> [GIVEN PROBLEM]:
Select each line where the word "washers" appears.

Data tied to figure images
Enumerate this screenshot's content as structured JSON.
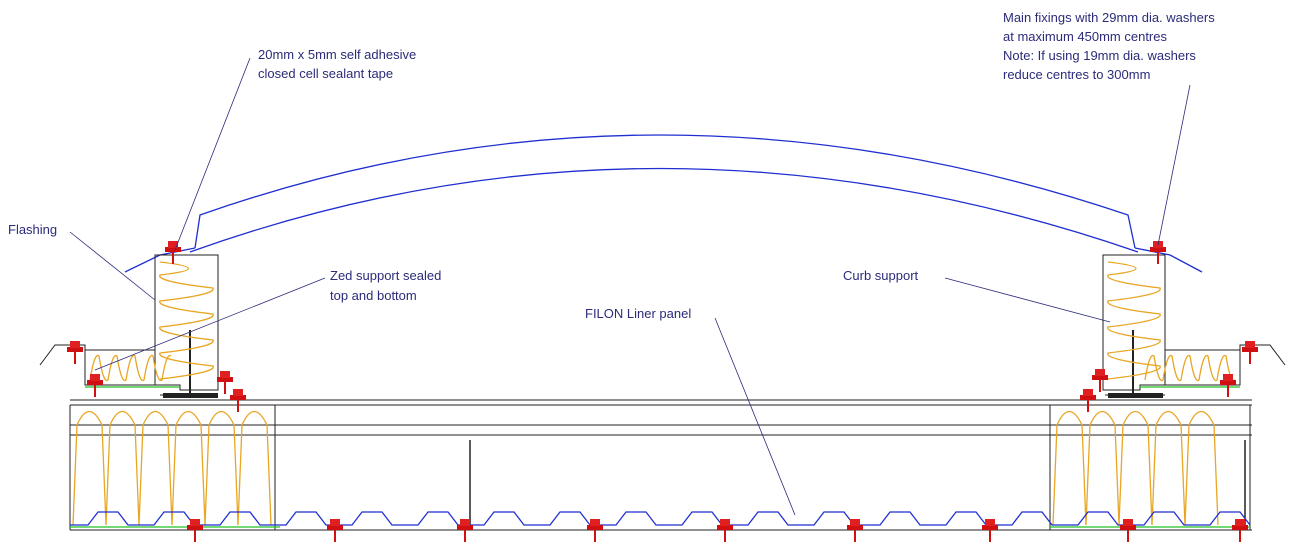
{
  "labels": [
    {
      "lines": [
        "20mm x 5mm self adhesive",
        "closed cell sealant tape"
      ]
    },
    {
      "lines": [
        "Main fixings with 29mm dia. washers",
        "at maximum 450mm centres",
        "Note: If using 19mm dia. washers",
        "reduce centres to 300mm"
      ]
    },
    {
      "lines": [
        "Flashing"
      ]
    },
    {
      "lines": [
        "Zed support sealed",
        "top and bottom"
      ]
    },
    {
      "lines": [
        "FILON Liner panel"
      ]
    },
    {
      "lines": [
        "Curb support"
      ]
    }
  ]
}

> [TASK ANSWER]:
        "Main fixings with 29mm dia. washers",
        "Note: If using 19mm dia. washers",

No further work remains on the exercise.